▶ _Task goal_:
Copy out the records precisely, omitting pictures.

BEGIN Provided records

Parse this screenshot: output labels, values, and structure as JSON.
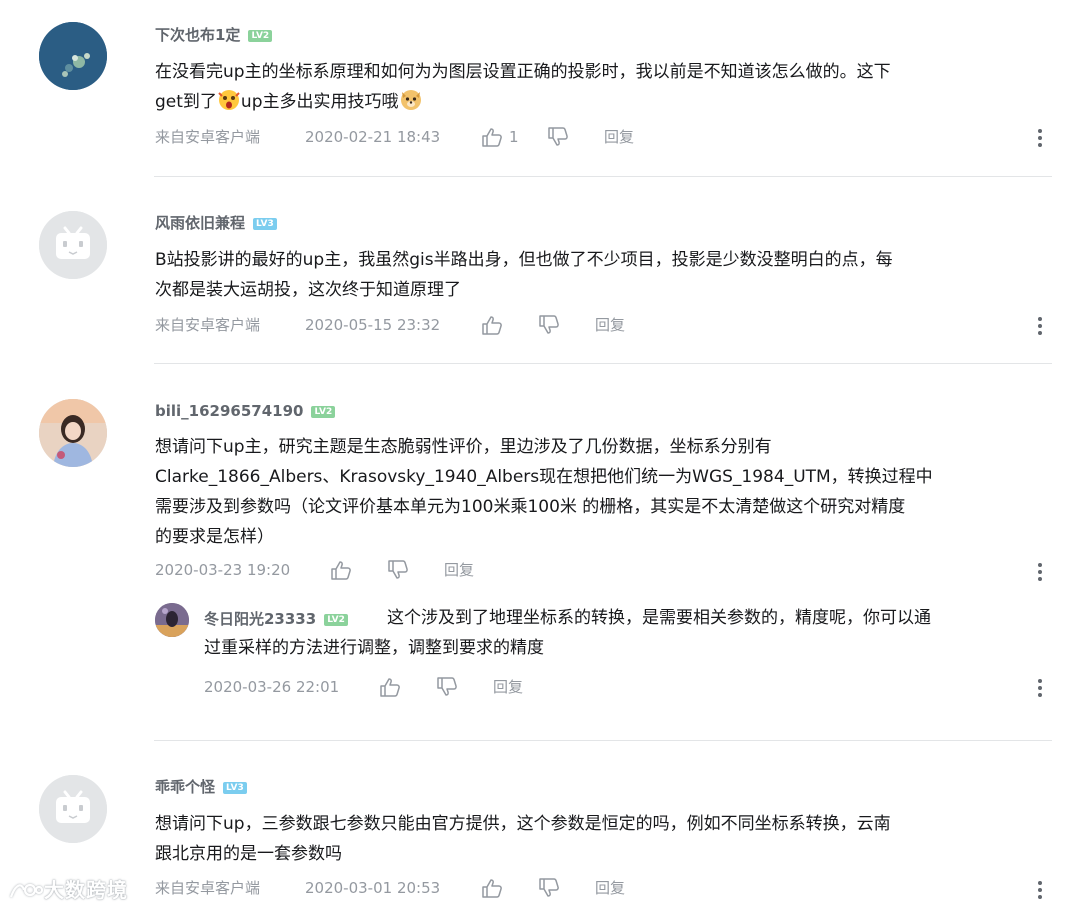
{
  "comments": [
    {
      "user": "下次也布1定",
      "level": "LV2",
      "text_a": "在没看完up主的坐标系原理和如何为为图层设置正确的投影时，我以前是不知道该怎么做的。这下\nget到了",
      "text_b": "up主多出实用技巧哦",
      "emoji_a": "shocked-emoji",
      "emoji_b": "doge-emoji",
      "source": "来自安卓客户端",
      "time": "2020-02-21 18:43",
      "likes": "1",
      "reply": "回复"
    },
    {
      "user": "风雨依旧兼程",
      "level": "LV3",
      "text": "B站投影讲的最好的up主，我虽然gis半路出身，但也做了不少项目，投影是少数没整明白的点，每\n次都是装大运胡投，这次终于知道原理了",
      "source": "来自安卓客户端",
      "time": "2020-05-15 23:32",
      "reply": "回复"
    },
    {
      "user": "bili_16296574190",
      "level": "LV2",
      "text": "想请问下up主，研究主题是生态脆弱性评价，里边涉及了几份数据，坐标系分别有\nClarke_1866_Albers、Krasovsky_1940_Albers现在想把他们统一为WGS_1984_UTM，转换过程中\n需要涉及到参数吗（论文评价基本单元为100米乘100米 的栅格，其实是不太清楚做这个研究对精度\n的要求是怎样）",
      "time": "2020-03-23 19:20",
      "reply": "回复",
      "sub_reply": {
        "user": "冬日阳光23333",
        "level": "LV2",
        "text": "这个涉及到了地理坐标系的转换，是需要相关参数的，精度呢，你可以通\n过重采样的方法进行调整，调整到要求的精度",
        "time": "2020-03-26 22:01",
        "reply": "回复"
      }
    },
    {
      "user": "乖乖个怪",
      "level": "LV3",
      "text": "想请问下up，三参数跟七参数只能由官方提供，这个参数是恒定的吗，例如不同坐标系转换，云南\n跟北京用的是一套参数吗",
      "source": "来自安卓客户端",
      "time": "2020-03-01 20:53",
      "reply": "回复"
    }
  ],
  "watermark": "大数跨境",
  "colors": {
    "username": "#61666d",
    "meta": "#9499a0",
    "level2": "#8bd29b",
    "level3": "#7bcdef",
    "divider": "#e3e5e7"
  }
}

END Provided records

▶ _Answer to the problem_:
Parse this screenshot: output labels, values, and structure as JSON.
{
  "comments": [
    {
      "user": "下次也布1定",
      "level": "LV2",
      "text_a": "在没看完up主的坐标系原理和如何为为图层设置正确的投影时，我以前是不知道该怎么做的。这下\nget到了",
      "text_b": "up主多出实用技巧哦",
      "emoji_a": "shocked-emoji",
      "emoji_b": "doge-emoji",
      "source": "来自安卓客户端",
      "time": "2020-02-21 18:43",
      "likes": "1",
      "reply": "回复"
    },
    {
      "user": "风雨依旧兼程",
      "level": "LV3",
      "text": "B站投影讲的最好的up主，我虽然gis半路出身，但也做了不少项目，投影是少数没整明白的点，每\n次都是装大运胡投，这次终于知道原理了",
      "source": "来自安卓客户端",
      "time": "2020-05-15 23:32",
      "reply": "回复"
    },
    {
      "user": "bili_16296574190",
      "level": "LV2",
      "text": "想请问下up主，研究主题是生态脆弱性评价，里边涉及了几份数据，坐标系分别有\nClarke_1866_Albers、Krasovsky_1940_Albers现在想把他们统一为WGS_1984_UTM，转换过程中\n需要涉及到参数吗（论文评价基本单元为100米乘100米 的栅格，其实是不太清楚做这个研究对精度\n的要求是怎样）",
      "time": "2020-03-23 19:20",
      "reply": "回复",
      "sub_reply": {
        "user": "冬日阳光23333",
        "level": "LV2",
        "text": "这个涉及到了地理坐标系的转换，是需要相关参数的，精度呢，你可以通\n过重采样的方法进行调整，调整到要求的精度",
        "time": "2020-03-26 22:01",
        "reply": "回复"
      }
    },
    {
      "user": "乖乖个怪",
      "level": "LV3",
      "text": "想请问下up，三参数跟七参数只能由官方提供，这个参数是恒定的吗，例如不同坐标系转换，云南\n跟北京用的是一套参数吗",
      "source": "来自安卓客户端",
      "time": "2020-03-01 20:53",
      "reply": "回复"
    }
  ],
  "watermark": "大数跨境",
  "colors": {
    "username": "#61666d",
    "meta": "#9499a0",
    "level2": "#8bd29b",
    "level3": "#7bcdef",
    "divider": "#e3e5e7"
  }
}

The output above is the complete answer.